→ Required work: Without the pictures, give the entries below again exactly as written.

→ Input rows:
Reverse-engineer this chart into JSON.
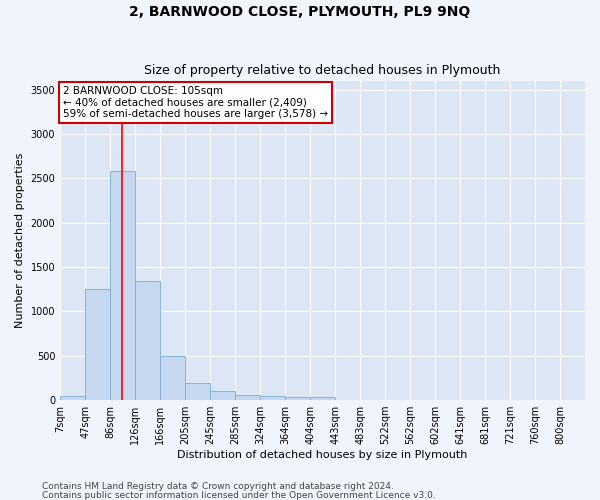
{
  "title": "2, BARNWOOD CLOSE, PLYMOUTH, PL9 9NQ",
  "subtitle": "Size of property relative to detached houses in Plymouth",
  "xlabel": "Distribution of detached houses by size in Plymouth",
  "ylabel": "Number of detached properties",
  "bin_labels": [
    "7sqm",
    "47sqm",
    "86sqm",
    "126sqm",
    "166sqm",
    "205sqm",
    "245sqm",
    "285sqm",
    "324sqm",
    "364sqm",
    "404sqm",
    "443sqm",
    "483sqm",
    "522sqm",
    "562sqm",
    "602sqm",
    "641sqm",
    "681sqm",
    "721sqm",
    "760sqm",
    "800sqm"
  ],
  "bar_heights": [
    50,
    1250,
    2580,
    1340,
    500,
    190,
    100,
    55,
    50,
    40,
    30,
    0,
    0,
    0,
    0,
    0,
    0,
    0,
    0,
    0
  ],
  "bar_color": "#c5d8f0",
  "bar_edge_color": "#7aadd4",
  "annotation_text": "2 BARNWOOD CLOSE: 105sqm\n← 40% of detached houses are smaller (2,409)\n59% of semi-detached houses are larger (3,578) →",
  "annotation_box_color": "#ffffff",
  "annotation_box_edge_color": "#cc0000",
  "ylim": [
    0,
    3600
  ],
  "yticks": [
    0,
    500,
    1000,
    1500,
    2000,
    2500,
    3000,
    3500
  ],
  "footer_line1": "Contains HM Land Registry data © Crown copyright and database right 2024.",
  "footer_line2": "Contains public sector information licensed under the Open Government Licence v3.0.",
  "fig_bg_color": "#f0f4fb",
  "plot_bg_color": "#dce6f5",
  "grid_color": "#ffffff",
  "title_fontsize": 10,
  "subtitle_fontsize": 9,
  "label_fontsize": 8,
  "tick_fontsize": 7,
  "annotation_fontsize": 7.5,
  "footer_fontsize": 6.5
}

→ The reply:
Reverse-engineer this chart into JSON.
{
  "title": "2, BARNWOOD CLOSE, PLYMOUTH, PL9 9NQ",
  "subtitle": "Size of property relative to detached houses in Plymouth",
  "xlabel": "Distribution of detached houses by size in Plymouth",
  "ylabel": "Number of detached properties",
  "bin_labels": [
    "7sqm",
    "47sqm",
    "86sqm",
    "126sqm",
    "166sqm",
    "205sqm",
    "245sqm",
    "285sqm",
    "324sqm",
    "364sqm",
    "404sqm",
    "443sqm",
    "483sqm",
    "522sqm",
    "562sqm",
    "602sqm",
    "641sqm",
    "681sqm",
    "721sqm",
    "760sqm",
    "800sqm"
  ],
  "bar_heights": [
    50,
    1250,
    2580,
    1340,
    500,
    190,
    100,
    55,
    50,
    40,
    30,
    0,
    0,
    0,
    0,
    0,
    0,
    0,
    0,
    0
  ],
  "bar_color": "#c5d8f0",
  "bar_edge_color": "#7aadd4",
  "annotation_text": "2 BARNWOOD CLOSE: 105sqm\n← 40% of detached houses are smaller (2,409)\n59% of semi-detached houses are larger (3,578) →",
  "annotation_box_color": "#ffffff",
  "annotation_box_edge_color": "#cc0000",
  "ylim": [
    0,
    3600
  ],
  "yticks": [
    0,
    500,
    1000,
    1500,
    2000,
    2500,
    3000,
    3500
  ],
  "footer_line1": "Contains HM Land Registry data © Crown copyright and database right 2024.",
  "footer_line2": "Contains public sector information licensed under the Open Government Licence v3.0.",
  "fig_bg_color": "#f0f4fb",
  "plot_bg_color": "#dce6f5",
  "grid_color": "#ffffff",
  "title_fontsize": 10,
  "subtitle_fontsize": 9,
  "label_fontsize": 8,
  "tick_fontsize": 7,
  "annotation_fontsize": 7.5,
  "footer_fontsize": 6.5
}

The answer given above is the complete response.